### Exercise prompt
Collect each line holding the string "byte".

[start Task input]

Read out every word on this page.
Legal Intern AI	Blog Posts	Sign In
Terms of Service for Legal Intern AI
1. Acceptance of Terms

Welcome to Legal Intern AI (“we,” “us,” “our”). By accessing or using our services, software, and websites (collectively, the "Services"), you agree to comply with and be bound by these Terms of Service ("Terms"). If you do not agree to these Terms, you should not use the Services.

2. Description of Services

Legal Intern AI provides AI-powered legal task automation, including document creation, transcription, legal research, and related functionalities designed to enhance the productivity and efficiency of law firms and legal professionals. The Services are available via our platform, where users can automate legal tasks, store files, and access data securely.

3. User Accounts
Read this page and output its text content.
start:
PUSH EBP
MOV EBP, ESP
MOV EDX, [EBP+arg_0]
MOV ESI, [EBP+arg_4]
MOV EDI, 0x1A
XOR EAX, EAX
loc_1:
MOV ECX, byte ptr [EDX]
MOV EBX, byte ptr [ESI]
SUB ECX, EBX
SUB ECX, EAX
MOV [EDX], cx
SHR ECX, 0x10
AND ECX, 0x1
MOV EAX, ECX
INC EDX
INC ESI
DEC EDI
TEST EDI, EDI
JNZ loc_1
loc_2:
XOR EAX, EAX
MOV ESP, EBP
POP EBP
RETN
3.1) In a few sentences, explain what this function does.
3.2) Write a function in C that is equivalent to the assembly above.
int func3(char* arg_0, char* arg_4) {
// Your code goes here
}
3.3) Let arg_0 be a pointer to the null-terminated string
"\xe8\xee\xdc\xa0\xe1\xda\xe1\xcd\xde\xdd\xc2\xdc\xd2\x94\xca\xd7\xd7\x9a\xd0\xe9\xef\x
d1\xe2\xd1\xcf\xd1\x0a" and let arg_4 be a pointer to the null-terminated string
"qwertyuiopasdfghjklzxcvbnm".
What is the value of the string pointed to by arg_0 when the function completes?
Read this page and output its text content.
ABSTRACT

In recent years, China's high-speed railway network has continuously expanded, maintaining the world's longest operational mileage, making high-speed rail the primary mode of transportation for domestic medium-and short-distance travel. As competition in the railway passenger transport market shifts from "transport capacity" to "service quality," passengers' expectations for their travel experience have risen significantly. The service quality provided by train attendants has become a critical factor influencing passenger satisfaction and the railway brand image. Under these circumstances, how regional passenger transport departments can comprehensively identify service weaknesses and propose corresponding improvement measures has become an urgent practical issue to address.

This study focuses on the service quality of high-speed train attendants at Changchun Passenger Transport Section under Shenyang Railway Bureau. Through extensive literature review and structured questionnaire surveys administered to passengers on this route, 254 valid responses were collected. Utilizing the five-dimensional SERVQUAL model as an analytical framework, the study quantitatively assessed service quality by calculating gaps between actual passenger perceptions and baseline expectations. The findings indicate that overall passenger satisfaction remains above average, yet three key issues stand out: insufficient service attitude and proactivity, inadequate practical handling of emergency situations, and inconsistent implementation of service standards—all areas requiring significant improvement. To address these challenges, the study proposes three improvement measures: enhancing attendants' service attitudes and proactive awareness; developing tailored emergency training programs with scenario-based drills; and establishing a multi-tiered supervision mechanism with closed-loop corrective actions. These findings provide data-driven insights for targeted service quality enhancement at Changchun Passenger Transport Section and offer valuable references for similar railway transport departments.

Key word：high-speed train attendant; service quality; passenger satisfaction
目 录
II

[end Task input]
[start Task input]

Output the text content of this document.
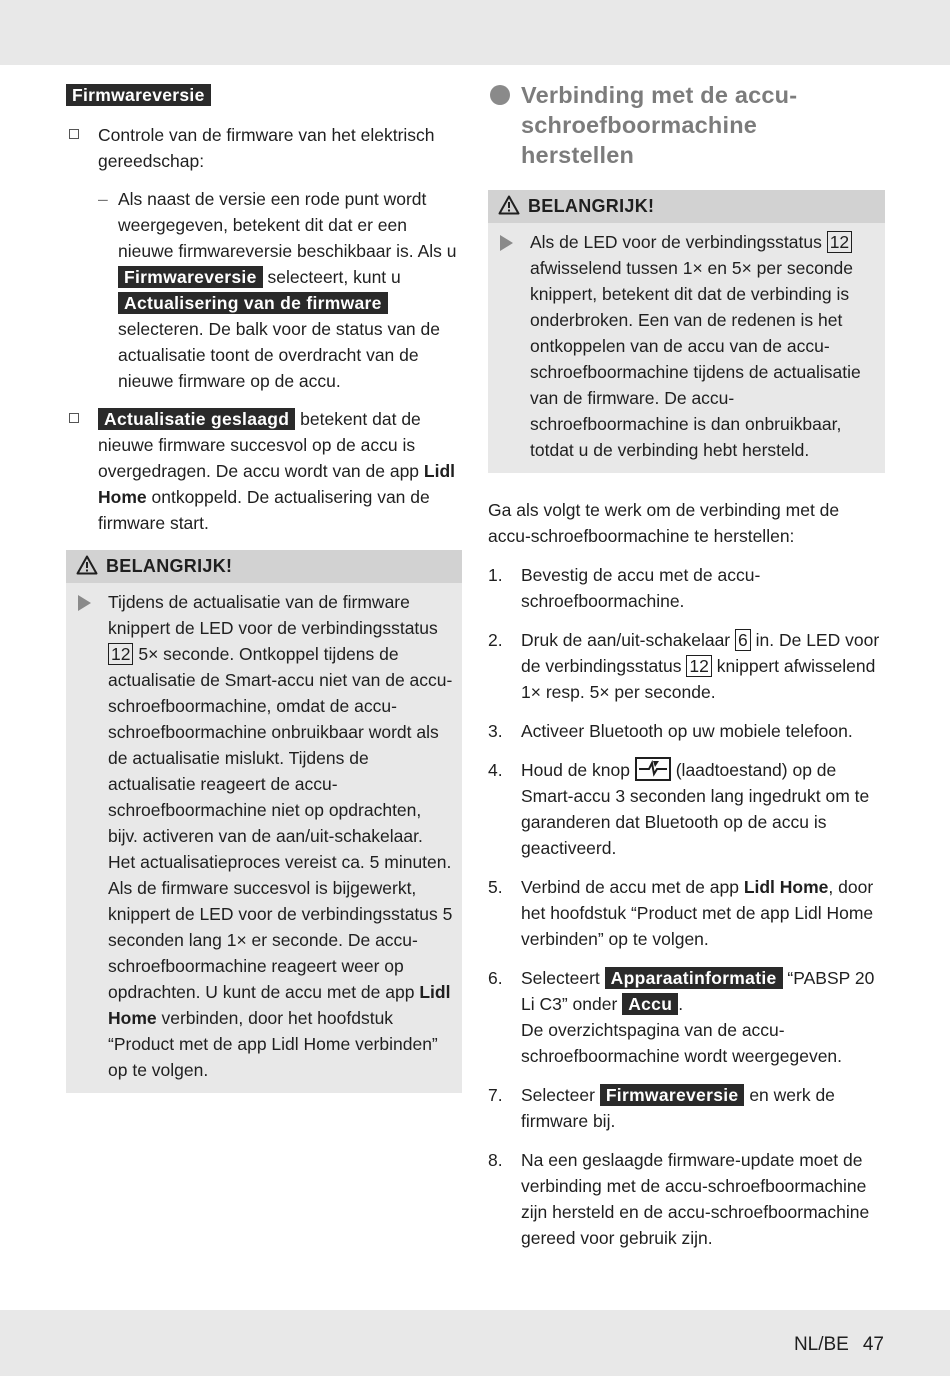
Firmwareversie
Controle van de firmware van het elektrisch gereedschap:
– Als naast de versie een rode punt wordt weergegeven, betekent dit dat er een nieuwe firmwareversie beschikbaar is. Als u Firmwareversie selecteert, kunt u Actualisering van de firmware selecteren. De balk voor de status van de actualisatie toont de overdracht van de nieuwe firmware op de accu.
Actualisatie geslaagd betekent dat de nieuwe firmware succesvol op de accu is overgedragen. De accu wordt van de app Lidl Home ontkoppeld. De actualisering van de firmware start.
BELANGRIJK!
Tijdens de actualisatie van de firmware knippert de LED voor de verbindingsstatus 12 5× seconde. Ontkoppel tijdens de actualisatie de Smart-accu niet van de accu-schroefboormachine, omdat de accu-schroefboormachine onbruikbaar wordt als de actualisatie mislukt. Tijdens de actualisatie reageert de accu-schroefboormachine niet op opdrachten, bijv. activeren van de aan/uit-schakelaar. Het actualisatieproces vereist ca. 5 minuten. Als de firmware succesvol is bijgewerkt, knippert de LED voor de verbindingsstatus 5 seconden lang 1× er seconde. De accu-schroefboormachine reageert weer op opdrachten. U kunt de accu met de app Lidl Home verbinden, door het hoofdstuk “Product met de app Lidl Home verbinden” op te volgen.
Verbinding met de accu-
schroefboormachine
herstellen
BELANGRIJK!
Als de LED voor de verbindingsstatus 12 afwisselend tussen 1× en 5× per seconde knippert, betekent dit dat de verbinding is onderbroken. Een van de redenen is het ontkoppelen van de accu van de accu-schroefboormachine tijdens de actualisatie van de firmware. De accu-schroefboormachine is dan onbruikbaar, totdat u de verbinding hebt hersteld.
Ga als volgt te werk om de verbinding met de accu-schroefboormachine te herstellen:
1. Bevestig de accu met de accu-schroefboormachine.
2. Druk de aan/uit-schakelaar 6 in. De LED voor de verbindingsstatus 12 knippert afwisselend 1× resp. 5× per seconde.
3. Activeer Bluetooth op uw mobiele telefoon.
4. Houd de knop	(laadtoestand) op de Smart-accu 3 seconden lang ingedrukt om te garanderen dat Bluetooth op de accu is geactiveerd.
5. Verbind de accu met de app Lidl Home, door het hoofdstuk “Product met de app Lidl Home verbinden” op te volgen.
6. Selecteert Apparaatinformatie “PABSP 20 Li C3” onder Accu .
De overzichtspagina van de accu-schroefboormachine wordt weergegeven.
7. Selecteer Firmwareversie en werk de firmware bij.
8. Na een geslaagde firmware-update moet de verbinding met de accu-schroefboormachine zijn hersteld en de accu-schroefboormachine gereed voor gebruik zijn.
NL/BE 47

[end Task input]

### Problem solution
MOV ECX, byte ptr [EDX]
MOV EBX, byte ptr [ESI]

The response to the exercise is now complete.